◆ **The records**
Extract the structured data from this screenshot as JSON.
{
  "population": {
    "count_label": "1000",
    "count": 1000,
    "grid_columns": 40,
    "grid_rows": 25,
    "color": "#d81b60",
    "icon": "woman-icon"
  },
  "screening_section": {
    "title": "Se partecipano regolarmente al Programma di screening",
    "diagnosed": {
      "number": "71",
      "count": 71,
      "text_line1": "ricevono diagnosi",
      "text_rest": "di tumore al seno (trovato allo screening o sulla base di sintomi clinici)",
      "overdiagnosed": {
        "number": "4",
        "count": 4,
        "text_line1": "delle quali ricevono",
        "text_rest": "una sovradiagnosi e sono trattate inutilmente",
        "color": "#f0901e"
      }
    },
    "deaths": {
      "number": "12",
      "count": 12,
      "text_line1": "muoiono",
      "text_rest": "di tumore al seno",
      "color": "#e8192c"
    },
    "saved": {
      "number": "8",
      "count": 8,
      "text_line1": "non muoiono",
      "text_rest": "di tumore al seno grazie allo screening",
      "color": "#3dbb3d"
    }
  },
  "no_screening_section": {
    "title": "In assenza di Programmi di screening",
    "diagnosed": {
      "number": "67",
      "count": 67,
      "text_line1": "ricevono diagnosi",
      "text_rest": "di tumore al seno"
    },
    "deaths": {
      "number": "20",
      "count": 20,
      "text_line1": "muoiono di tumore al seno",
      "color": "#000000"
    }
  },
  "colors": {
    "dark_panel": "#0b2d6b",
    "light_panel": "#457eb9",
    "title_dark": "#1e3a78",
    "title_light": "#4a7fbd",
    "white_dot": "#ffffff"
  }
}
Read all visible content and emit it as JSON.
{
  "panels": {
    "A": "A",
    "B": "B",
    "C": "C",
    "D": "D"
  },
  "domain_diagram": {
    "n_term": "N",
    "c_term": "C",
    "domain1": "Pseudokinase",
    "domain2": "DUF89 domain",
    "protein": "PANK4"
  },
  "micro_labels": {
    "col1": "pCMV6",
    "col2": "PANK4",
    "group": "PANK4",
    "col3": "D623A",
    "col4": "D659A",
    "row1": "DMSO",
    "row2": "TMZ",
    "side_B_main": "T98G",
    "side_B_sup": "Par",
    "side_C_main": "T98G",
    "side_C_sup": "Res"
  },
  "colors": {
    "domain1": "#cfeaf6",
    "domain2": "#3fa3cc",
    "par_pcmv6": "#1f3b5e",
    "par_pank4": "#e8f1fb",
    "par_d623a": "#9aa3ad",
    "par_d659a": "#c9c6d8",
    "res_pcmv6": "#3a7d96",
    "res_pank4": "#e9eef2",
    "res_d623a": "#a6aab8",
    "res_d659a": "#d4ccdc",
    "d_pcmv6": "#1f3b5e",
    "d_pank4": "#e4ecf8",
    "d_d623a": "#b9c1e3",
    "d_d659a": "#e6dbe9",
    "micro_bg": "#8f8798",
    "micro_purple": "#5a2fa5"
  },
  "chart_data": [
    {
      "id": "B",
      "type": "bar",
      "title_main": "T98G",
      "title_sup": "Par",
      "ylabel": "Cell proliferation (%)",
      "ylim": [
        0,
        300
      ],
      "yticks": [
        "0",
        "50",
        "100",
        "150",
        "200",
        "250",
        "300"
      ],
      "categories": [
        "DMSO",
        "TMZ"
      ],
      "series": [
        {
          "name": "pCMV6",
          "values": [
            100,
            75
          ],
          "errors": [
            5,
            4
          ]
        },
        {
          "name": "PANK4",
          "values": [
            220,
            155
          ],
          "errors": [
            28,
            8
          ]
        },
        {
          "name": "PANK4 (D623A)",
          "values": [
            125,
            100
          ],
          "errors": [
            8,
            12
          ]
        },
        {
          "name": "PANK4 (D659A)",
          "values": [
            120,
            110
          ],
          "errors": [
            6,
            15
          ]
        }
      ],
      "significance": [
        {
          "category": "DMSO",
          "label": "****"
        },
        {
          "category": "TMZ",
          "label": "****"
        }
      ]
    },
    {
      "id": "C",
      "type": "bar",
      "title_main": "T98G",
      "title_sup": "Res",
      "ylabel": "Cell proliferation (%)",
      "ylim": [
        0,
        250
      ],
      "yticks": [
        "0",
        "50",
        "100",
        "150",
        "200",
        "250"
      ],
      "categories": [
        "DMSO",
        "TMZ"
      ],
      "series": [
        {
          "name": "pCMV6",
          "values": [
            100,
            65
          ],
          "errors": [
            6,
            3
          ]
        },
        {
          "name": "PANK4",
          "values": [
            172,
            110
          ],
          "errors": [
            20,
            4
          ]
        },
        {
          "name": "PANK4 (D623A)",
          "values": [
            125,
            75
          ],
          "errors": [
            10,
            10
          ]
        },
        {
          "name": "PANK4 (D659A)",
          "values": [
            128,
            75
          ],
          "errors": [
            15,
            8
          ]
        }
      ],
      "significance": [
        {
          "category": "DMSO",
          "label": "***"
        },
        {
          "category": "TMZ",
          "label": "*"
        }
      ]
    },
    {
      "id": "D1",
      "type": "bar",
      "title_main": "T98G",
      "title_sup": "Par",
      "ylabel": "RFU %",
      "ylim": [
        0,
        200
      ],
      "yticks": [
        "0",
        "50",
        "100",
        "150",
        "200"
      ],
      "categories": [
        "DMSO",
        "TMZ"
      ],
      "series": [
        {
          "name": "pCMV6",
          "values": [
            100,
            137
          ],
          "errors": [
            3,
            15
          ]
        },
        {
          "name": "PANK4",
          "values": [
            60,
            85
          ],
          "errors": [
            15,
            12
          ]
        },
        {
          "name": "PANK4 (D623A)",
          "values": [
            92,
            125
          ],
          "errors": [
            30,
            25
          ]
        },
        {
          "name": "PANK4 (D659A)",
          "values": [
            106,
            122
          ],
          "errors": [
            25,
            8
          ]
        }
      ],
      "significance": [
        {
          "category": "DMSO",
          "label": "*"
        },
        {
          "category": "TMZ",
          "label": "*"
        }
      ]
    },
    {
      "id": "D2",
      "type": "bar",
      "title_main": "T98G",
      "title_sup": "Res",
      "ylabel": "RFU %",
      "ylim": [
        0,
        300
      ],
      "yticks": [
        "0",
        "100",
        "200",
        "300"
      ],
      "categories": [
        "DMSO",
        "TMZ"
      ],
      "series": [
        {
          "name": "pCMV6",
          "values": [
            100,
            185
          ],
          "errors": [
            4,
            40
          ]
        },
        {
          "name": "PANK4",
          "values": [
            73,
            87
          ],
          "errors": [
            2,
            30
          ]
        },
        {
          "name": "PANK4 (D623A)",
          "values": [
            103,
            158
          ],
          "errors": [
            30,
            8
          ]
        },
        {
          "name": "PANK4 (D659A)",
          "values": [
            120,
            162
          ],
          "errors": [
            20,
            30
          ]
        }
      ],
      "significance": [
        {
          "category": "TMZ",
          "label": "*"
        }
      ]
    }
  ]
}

◆ **Exercise aim**
All of the entries should be transcribed exactly as they appear.

◆ **Exercise solution**
Extract the structured data from this screenshot as JSON.
{
  "population": {
    "count_label": "1000",
    "count": 1000,
    "grid_columns": 40,
    "grid_rows": 25,
    "color": "#d81b60",
    "icon": "woman-icon"
  },
  "screening_section": {
    "title": "Se partecipano regolarmente al Programma di screening",
    "diagnosed": {
      "number": "71",
      "count": 71,
      "text_line1": "ricevono diagnosi",
      "text_rest": "di tumore al seno (trovato allo screening o sulla base di sintomi clinici)",
      "overdiagnosed": {
        "number": "4",
        "count": 4,
        "text_line1": "delle quali ricevono",
        "text_rest": "una sovradiagnosi e sono trattate inutilmente",
        "color": "#f0901e"
      }
    },
    "deaths": {
      "number": "12",
      "count": 12,
      "text_line1": "muoiono",
      "text_rest": "di tumore al seno",
      "color": "#e8192c"
    },
    "saved": {
      "number": "8",
      "count": 8,
      "text_line1": "non muoiono",
      "text_rest": "di tumore al seno grazie allo screening",
      "color": "#3dbb3d"
    }
  },
  "no_screening_section": {
    "title": "In assenza di Programmi di screening",
    "diagnosed": {
      "number": "67",
      "count": 67,
      "text_line1": "ricevono diagnosi",
      "text_rest": "di tumore al seno"
    },
    "deaths": {
      "number": "20",
      "count": 20,
      "text_line1": "muoiono di tumore al seno",
      "color": "#000000"
    }
  },
  "colors": {
    "dark_panel": "#0b2d6b",
    "light_panel": "#457eb9",
    "title_dark": "#1e3a78",
    "title_light": "#4a7fbd",
    "white_dot": "#ffffff"
  }
}
Read all visible content and emit it as JSON.
{
  "panels": {
    "A": "A",
    "B": "B",
    "C": "C",
    "D": "D"
  },
  "domain_diagram": {
    "n_term": "N",
    "c_term": "C",
    "domain1": "Pseudokinase",
    "domain2": "DUF89 domain",
    "protein": "PANK4"
  },
  "micro_labels": {
    "col1": "pCMV6",
    "col2": "PANK4",
    "group": "PANK4",
    "col3": "D623A",
    "col4": "D659A",
    "row1": "DMSO",
    "row2": "TMZ",
    "side_B_main": "T98G",
    "side_B_sup": "Par",
    "side_C_main": "T98G",
    "side_C_sup": "Res"
  },
  "colors": {
    "domain1": "#cfeaf6",
    "domain2": "#3fa3cc",
    "par_pcmv6": "#1f3b5e",
    "par_pank4": "#e8f1fb",
    "par_d623a": "#9aa3ad",
    "par_d659a": "#c9c6d8",
    "res_pcmv6": "#3a7d96",
    "res_pank4": "#e9eef2",
    "res_d623a": "#a6aab8",
    "res_d659a": "#d4ccdc",
    "d_pcmv6": "#1f3b5e",
    "d_pank4": "#e4ecf8",
    "d_d623a": "#b9c1e3",
    "d_d659a": "#e6dbe9",
    "micro_bg": "#8f8798",
    "micro_purple": "#5a2fa5"
  },
  "chart_data": [
    {
      "id": "B",
      "type": "bar",
      "title_main": "T98G",
      "title_sup": "Par",
      "ylabel": "Cell proliferation (%)",
      "ylim": [
        0,
        300
      ],
      "yticks": [
        "0",
        "50",
        "100",
        "150",
        "200",
        "250",
        "300"
      ],
      "categories": [
        "DMSO",
        "TMZ"
      ],
      "series": [
        {
          "name": "pCMV6",
          "values": [
            100,
            75
          ],
          "errors": [
            5,
            4
          ]
        },
        {
          "name": "PANK4",
          "values": [
            220,
            155
          ],
          "errors": [
            28,
            8
          ]
        },
        {
          "name": "PANK4 (D623A)",
          "values": [
            125,
            100
          ],
          "errors": [
            8,
            12
          ]
        },
        {
          "name": "PANK4 (D659A)",
          "values": [
            120,
            110
          ],
          "errors": [
            6,
            15
          ]
        }
      ],
      "significance": [
        {
          "category": "DMSO",
          "label": "****"
        },
        {
          "category": "TMZ",
          "label": "****"
        }
      ]
    },
    {
      "id": "C",
      "type": "bar",
      "title_main": "T98G",
      "title_sup": "Res",
      "ylabel": "Cell proliferation (%)",
      "ylim": [
        0,
        250
      ],
      "yticks": [
        "0",
        "50",
        "100",
        "150",
        "200",
        "250"
      ],
      "categories": [
        "DMSO",
        "TMZ"
      ],
      "series": [
        {
          "name": "pCMV6",
          "values": [
            100,
            65
          ],
          "errors": [
            6,
            3
          ]
        },
        {
          "name": "PANK4",
          "values": [
            172,
            110
          ],
          "errors": [
            20,
            4
          ]
        },
        {
          "name": "PANK4 (D623A)",
          "values": [
            125,
            75
          ],
          "errors": [
            10,
            10
          ]
        },
        {
          "name": "PANK4 (D659A)",
          "values": [
            128,
            75
          ],
          "errors": [
            15,
            8
          ]
        }
      ],
      "significance": [
        {
          "category": "DMSO",
          "label": "***"
        },
        {
          "category": "TMZ",
          "label": "*"
        }
      ]
    },
    {
      "id": "D1",
      "type": "bar",
      "title_main": "T98G",
      "title_sup": "Par",
      "ylabel": "RFU %",
      "ylim": [
        0,
        200
      ],
      "yticks": [
        "0",
        "50",
        "100",
        "150",
        "200"
      ],
      "categories": [
        "DMSO",
        "TMZ"
      ],
      "series": [
        {
          "name": "pCMV6",
          "values": [
            100,
            137
          ],
          "errors": [
            3,
            15
          ]
        },
        {
          "name": "PANK4",
          "values": [
            60,
            85
          ],
          "errors": [
            15,
            12
          ]
        },
        {
          "name": "PANK4 (D623A)",
          "values": [
            92,
            125
          ],
          "errors": [
            30,
            25
          ]
        },
        {
          "name": "PANK4 (D659A)",
          "values": [
            106,
            122
          ],
          "errors": [
            25,
            8
          ]
        }
      ],
      "significance": [
        {
          "category": "DMSO",
          "label": "*"
        },
        {
          "category": "TMZ",
          "label": "*"
        }
      ]
    },
    {
      "id": "D2",
      "type": "bar",
      "title_main": "T98G",
      "title_sup": "Res",
      "ylabel": "RFU %",
      "ylim": [
        0,
        300
      ],
      "yticks": [
        "0",
        "100",
        "200",
        "300"
      ],
      "categories": [
        "DMSO",
        "TMZ"
      ],
      "series": [
        {
          "name": "pCMV6",
          "values": [
            100,
            185
          ],
          "errors": [
            4,
            40
          ]
        },
        {
          "name": "PANK4",
          "values": [
            73,
            87
          ],
          "errors": [
            2,
            30
          ]
        },
        {
          "name": "PANK4 (D623A)",
          "values": [
            103,
            158
          ],
          "errors": [
            30,
            8
          ]
        },
        {
          "name": "PANK4 (D659A)",
          "values": [
            120,
            162
          ],
          "errors": [
            20,
            30
          ]
        }
      ],
      "significance": [
        {
          "category": "TMZ",
          "label": "*"
        }
      ]
    }
  ]
}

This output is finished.